Saved entries:
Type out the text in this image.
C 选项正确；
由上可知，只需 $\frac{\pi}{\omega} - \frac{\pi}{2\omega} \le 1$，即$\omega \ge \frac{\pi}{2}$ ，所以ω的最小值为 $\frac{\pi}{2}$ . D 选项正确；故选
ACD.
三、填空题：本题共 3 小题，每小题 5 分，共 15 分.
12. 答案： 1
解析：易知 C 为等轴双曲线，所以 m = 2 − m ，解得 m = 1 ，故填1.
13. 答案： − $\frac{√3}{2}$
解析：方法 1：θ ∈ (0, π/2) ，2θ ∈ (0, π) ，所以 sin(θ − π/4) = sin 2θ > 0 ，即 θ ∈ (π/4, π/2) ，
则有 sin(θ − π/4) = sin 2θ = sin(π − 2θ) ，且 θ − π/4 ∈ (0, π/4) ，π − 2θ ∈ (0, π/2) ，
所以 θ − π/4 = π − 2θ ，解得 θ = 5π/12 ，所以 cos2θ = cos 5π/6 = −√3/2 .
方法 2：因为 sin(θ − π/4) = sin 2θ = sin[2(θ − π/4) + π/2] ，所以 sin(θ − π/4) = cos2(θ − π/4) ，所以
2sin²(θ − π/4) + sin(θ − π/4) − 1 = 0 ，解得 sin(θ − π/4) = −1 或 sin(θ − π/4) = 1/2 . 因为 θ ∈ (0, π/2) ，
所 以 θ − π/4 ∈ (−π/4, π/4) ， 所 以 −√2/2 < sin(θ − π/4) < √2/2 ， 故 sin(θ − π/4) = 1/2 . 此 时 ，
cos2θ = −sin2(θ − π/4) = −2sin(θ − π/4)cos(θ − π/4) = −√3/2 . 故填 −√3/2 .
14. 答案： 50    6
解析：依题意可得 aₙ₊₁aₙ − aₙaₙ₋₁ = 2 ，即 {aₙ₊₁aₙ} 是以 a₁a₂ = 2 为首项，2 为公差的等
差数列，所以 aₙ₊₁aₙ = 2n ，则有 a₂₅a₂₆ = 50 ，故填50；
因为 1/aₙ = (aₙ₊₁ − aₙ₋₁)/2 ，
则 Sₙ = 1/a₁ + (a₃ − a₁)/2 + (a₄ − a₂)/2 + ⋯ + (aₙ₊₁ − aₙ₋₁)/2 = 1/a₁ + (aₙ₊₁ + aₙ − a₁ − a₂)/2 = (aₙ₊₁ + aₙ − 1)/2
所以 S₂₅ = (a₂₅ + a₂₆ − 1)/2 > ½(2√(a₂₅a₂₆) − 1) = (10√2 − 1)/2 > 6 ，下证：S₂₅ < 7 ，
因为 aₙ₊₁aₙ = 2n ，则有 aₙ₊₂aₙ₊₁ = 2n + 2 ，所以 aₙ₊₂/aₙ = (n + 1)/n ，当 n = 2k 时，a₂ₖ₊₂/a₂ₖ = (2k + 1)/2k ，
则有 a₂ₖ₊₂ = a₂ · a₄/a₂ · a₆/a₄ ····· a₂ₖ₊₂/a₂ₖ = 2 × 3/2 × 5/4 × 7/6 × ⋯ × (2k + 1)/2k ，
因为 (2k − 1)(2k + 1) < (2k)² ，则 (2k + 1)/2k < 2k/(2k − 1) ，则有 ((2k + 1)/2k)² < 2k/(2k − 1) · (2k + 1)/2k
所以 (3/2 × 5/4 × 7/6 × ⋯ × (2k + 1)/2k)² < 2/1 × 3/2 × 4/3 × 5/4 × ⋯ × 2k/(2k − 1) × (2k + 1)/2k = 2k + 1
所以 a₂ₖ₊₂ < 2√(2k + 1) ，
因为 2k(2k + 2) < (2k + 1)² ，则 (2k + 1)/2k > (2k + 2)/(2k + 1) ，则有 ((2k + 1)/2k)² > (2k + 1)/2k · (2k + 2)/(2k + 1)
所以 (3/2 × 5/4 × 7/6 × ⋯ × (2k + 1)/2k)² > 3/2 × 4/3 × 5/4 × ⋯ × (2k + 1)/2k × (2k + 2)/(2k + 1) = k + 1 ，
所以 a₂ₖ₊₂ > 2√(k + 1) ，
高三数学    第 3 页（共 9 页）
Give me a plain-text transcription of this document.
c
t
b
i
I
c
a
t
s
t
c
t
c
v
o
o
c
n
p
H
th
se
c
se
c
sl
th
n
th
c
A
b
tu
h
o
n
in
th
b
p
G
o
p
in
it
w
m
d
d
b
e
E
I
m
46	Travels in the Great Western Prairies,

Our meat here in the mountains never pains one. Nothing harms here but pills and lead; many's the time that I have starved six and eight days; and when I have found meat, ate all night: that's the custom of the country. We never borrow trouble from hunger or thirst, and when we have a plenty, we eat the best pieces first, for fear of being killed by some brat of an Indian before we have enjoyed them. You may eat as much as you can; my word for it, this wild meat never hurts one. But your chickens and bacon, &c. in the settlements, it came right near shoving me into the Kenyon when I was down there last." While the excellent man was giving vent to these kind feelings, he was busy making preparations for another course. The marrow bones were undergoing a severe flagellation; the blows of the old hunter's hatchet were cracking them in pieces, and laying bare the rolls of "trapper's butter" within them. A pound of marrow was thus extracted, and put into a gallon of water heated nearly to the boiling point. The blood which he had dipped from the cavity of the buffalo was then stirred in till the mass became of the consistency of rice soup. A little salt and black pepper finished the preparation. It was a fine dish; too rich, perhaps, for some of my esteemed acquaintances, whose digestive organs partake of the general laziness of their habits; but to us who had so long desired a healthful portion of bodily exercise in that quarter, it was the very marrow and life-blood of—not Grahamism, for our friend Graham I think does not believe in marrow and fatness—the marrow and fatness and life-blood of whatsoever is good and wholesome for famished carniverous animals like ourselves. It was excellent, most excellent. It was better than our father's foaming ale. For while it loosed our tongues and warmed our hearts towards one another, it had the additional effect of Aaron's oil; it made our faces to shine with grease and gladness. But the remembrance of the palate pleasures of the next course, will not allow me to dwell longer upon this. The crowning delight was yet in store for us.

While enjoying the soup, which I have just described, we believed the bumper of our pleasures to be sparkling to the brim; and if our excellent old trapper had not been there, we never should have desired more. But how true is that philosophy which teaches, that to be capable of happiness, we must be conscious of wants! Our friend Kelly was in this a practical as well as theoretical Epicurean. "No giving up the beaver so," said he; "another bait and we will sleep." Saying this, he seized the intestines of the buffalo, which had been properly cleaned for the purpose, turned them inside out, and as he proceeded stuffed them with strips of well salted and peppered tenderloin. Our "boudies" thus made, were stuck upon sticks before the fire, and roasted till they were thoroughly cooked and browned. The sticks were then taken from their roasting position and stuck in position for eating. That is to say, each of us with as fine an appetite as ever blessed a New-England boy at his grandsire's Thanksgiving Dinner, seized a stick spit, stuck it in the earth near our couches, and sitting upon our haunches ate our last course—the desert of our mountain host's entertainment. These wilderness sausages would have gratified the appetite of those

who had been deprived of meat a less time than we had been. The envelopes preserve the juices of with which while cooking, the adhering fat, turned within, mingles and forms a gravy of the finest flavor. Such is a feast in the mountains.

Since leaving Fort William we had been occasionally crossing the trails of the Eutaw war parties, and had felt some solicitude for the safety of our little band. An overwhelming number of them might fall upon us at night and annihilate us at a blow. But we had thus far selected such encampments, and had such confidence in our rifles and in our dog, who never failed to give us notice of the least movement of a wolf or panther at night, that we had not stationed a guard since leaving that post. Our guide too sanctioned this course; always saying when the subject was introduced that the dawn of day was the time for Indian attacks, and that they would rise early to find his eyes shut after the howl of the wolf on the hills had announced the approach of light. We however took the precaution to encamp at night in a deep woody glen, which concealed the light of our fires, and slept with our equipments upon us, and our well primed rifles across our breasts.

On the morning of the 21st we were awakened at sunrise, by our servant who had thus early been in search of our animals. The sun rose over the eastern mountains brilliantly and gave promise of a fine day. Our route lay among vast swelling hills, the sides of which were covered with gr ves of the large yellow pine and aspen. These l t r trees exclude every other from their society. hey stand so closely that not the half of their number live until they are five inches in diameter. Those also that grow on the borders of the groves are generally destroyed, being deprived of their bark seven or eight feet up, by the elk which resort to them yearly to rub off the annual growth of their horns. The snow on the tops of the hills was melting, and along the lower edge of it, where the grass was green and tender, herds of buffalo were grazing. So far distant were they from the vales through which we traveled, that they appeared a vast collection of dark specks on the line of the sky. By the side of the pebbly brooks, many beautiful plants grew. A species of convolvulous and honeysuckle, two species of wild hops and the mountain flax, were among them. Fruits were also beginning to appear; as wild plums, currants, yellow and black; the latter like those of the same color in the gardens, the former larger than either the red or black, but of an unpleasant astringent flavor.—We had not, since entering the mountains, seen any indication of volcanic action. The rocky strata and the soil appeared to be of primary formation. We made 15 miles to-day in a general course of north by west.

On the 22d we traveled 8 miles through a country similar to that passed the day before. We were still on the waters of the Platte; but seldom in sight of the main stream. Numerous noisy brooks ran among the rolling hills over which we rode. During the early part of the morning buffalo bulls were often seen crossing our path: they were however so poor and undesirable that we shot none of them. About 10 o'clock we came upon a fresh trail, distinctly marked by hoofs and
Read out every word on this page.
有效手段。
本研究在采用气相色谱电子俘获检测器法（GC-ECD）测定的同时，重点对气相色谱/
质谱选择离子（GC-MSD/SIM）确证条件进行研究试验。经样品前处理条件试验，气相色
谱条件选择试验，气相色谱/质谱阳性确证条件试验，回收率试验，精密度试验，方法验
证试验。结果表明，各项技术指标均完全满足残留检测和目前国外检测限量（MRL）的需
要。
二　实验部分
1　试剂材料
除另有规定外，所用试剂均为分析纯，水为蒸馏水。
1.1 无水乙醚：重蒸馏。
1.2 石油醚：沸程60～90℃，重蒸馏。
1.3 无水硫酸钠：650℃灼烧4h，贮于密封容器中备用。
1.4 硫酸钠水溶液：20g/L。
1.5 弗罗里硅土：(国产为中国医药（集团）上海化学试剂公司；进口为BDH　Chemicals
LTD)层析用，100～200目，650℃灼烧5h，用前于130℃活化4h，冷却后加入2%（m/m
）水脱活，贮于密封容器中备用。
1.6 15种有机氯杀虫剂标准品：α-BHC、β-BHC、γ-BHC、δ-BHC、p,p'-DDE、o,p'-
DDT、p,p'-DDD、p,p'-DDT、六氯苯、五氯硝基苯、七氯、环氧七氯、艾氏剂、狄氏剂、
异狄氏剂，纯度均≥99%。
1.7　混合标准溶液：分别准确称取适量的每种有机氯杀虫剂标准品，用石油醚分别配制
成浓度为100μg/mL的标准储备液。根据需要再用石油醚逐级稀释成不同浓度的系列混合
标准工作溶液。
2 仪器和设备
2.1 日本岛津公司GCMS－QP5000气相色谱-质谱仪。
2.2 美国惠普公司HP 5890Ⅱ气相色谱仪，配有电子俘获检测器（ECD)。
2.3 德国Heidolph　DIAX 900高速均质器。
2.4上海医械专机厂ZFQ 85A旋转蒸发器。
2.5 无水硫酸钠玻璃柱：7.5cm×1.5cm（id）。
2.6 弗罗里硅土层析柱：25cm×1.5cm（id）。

Aim of the exercise → Extract lines where the string "frac" occurs.

Worked answer →
由上可知，只需 $\frac{\pi}{\omega} - \frac{\pi}{2\omega} \le 1$，即$\omega \ge \frac{\pi}{2}$ ，所以ω的最小值为 $\frac{\pi}{2}$ . D 选项正确；故选
13. 答案： − $\frac{√3}{2}$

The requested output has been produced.